### Your objective
Copy each entry as it stands, leaving nothing out.

### Items from a data source
● ● ●

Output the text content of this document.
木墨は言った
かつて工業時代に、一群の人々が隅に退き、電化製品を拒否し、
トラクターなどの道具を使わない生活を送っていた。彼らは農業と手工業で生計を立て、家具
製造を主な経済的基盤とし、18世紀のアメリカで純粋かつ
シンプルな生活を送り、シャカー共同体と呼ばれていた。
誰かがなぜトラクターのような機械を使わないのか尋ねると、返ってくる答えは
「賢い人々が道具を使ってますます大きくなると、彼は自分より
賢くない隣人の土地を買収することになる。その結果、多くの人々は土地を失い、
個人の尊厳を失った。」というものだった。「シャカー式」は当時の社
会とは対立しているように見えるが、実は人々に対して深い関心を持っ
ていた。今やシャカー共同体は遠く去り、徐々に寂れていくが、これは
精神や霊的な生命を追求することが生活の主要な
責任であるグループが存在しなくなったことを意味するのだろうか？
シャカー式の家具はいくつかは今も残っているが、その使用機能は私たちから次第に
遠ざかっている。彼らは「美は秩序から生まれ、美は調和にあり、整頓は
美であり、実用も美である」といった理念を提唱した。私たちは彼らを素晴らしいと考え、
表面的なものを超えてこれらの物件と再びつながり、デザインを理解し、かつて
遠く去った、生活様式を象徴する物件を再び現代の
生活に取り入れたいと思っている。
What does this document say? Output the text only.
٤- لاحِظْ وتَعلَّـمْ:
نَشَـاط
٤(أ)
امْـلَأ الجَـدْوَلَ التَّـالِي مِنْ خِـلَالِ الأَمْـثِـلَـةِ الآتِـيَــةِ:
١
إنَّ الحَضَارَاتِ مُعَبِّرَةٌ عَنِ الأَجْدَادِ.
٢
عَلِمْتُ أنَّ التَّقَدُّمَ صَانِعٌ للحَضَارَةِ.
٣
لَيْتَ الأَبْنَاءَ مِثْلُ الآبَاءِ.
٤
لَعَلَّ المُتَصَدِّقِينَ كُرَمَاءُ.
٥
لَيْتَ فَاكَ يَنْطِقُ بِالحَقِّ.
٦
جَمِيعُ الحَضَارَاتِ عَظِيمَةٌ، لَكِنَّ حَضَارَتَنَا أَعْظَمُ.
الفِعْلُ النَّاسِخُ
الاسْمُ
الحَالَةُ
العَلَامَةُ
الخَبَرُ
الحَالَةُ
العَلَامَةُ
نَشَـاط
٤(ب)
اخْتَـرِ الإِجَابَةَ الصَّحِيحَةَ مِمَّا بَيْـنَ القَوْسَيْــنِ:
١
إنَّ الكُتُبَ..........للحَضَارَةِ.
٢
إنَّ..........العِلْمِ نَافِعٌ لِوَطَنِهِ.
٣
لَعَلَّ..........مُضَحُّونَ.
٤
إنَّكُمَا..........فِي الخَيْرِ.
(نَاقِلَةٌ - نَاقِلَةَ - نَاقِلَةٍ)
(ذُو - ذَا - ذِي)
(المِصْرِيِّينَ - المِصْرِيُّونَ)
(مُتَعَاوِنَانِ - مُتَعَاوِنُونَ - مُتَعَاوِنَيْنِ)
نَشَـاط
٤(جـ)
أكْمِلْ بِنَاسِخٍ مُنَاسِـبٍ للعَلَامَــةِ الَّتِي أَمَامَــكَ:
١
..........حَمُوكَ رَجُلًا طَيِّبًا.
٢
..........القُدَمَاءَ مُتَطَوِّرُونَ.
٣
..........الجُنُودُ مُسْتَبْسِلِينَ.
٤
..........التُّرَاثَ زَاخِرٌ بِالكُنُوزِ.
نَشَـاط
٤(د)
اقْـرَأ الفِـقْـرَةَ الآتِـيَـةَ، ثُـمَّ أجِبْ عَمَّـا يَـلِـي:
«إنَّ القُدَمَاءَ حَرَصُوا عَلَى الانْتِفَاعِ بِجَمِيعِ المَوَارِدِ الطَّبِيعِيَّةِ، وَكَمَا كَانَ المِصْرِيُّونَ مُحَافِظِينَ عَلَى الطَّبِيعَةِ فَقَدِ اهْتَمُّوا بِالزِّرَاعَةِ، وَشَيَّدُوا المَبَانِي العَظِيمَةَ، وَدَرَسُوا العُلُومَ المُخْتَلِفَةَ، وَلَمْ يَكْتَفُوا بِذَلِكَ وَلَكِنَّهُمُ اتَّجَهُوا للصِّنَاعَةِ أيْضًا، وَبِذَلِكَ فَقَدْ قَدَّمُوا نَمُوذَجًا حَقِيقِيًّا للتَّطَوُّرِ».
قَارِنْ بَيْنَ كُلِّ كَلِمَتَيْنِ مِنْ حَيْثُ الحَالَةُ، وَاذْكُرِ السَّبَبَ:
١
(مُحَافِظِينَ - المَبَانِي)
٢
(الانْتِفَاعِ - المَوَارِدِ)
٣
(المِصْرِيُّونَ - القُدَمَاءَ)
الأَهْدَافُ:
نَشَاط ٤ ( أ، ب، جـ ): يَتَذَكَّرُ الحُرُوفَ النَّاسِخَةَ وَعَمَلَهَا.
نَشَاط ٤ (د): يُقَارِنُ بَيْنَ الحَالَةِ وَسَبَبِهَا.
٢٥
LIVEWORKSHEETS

● ● ●

### Problem solution
Output the text content of this document.
木墨は言った
かつて工業時代に、一群の人々が隅に退き、電化製品を拒否し、
トラクターなどの道具を使わない生活を送っていた。彼らは農業と手工業で生計を立て、家具
製造を主な経済的基盤とし、18世紀のアメリカで純粋かつ
シンプルな生活を送り、シャカー共同体と呼ばれていた。
誰かがなぜトラクターのような機械を使わないのか尋ねると、返ってくる答えは
「賢い人々が道具を使ってますます大きくなると、彼は自分より
賢くない隣人の土地を買収することになる。その結果、多くの人々は土地を失い、
個人の尊厳を失った。」というものだった。「シャカー式」は当時の社
会とは対立しているように見えるが、実は人々に対して深い関心を持っ
ていた。今やシャカー共同体は遠く去り、徐々に寂れていくが、これは
精神や霊的な生命を追求することが生活の主要な
責任であるグループが存在しなくなったことを意味するのだろうか？
シャカー式の家具はいくつかは今も残っているが、その使用機能は私たちから次第に
遠ざかっている。彼らは「美は秩序から生まれ、美は調和にあり、整頓は
美であり、実用も美である」といった理念を提唱した。私たちは彼らを素晴らしいと考え、
表面的なものを超えてこれらの物件と再びつながり、デザインを理解し、かつて
遠く去った、生活様式を象徴する物件を再び現代の
生活に取り入れたいと思っている。
What does this document say? Output the text only.
٤- لاحِظْ وتَعلَّـمْ:
نَشَـاط
٤(أ)
امْـلَأ الجَـدْوَلَ التَّـالِي مِنْ خِـلَالِ الأَمْـثِـلَـةِ الآتِـيَــةِ:
١
إنَّ الحَضَارَاتِ مُعَبِّرَةٌ عَنِ الأَجْدَادِ.
٢
عَلِمْتُ أنَّ التَّقَدُّمَ صَانِعٌ للحَضَارَةِ.
٣
لَيْتَ الأَبْنَاءَ مِثْلُ الآبَاءِ.
٤
لَعَلَّ المُتَصَدِّقِينَ كُرَمَاءُ.
٥
لَيْتَ فَاكَ يَنْطِقُ بِالحَقِّ.
٦
جَمِيعُ الحَضَارَاتِ عَظِيمَةٌ، لَكِنَّ حَضَارَتَنَا أَعْظَمُ.
الفِعْلُ النَّاسِخُ
الاسْمُ
الحَالَةُ
العَلَامَةُ
الخَبَرُ
الحَالَةُ
العَلَامَةُ
نَشَـاط
٤(ب)
اخْتَـرِ الإِجَابَةَ الصَّحِيحَةَ مِمَّا بَيْـنَ القَوْسَيْــنِ:
١
إنَّ الكُتُبَ..........للحَضَارَةِ.
٢
إنَّ..........العِلْمِ نَافِعٌ لِوَطَنِهِ.
٣
لَعَلَّ..........مُضَحُّونَ.
٤
إنَّكُمَا..........فِي الخَيْرِ.
(نَاقِلَةٌ - نَاقِلَةَ - نَاقِلَةٍ)
(ذُو - ذَا - ذِي)
(المِصْرِيِّينَ - المِصْرِيُّونَ)
(مُتَعَاوِنَانِ - مُتَعَاوِنُونَ - مُتَعَاوِنَيْنِ)
نَشَـاط
٤(جـ)
أكْمِلْ بِنَاسِخٍ مُنَاسِـبٍ للعَلَامَــةِ الَّتِي أَمَامَــكَ:
١
..........حَمُوكَ رَجُلًا طَيِّبًا.
٢
..........القُدَمَاءَ مُتَطَوِّرُونَ.
٣
..........الجُنُودُ مُسْتَبْسِلِينَ.
٤
..........التُّرَاثَ زَاخِرٌ بِالكُنُوزِ.
نَشَـاط
٤(د)
اقْـرَأ الفِـقْـرَةَ الآتِـيَـةَ، ثُـمَّ أجِبْ عَمَّـا يَـلِـي:
«إنَّ القُدَمَاءَ حَرَصُوا عَلَى الانْتِفَاعِ بِجَمِيعِ المَوَارِدِ الطَّبِيعِيَّةِ، وَكَمَا كَانَ المِصْرِيُّونَ مُحَافِظِينَ عَلَى الطَّبِيعَةِ فَقَدِ اهْتَمُّوا بِالزِّرَاعَةِ، وَشَيَّدُوا المَبَانِي العَظِيمَةَ، وَدَرَسُوا العُلُومَ المُخْتَلِفَةَ، وَلَمْ يَكْتَفُوا بِذَلِكَ وَلَكِنَّهُمُ اتَّجَهُوا للصِّنَاعَةِ أيْضًا، وَبِذَلِكَ فَقَدْ قَدَّمُوا نَمُوذَجًا حَقِيقِيًّا للتَّطَوُّرِ».
قَارِنْ بَيْنَ كُلِّ كَلِمَتَيْنِ مِنْ حَيْثُ الحَالَةُ، وَاذْكُرِ السَّبَبَ:
١
(مُحَافِظِينَ - المَبَانِي)
٢
(الانْتِفَاعِ - المَوَارِدِ)
٣
(المِصْرِيُّونَ - القُدَمَاءَ)
الأَهْدَافُ:
نَشَاط ٤ ( أ، ب، جـ ): يَتَذَكَّرُ الحُرُوفَ النَّاسِخَةَ وَعَمَلَهَا.
نَشَاط ٤ (د): يُقَارِنُ بَيْنَ الحَالَةِ وَسَبَبِهَا.
٢٥
LIVEWORKSHEETS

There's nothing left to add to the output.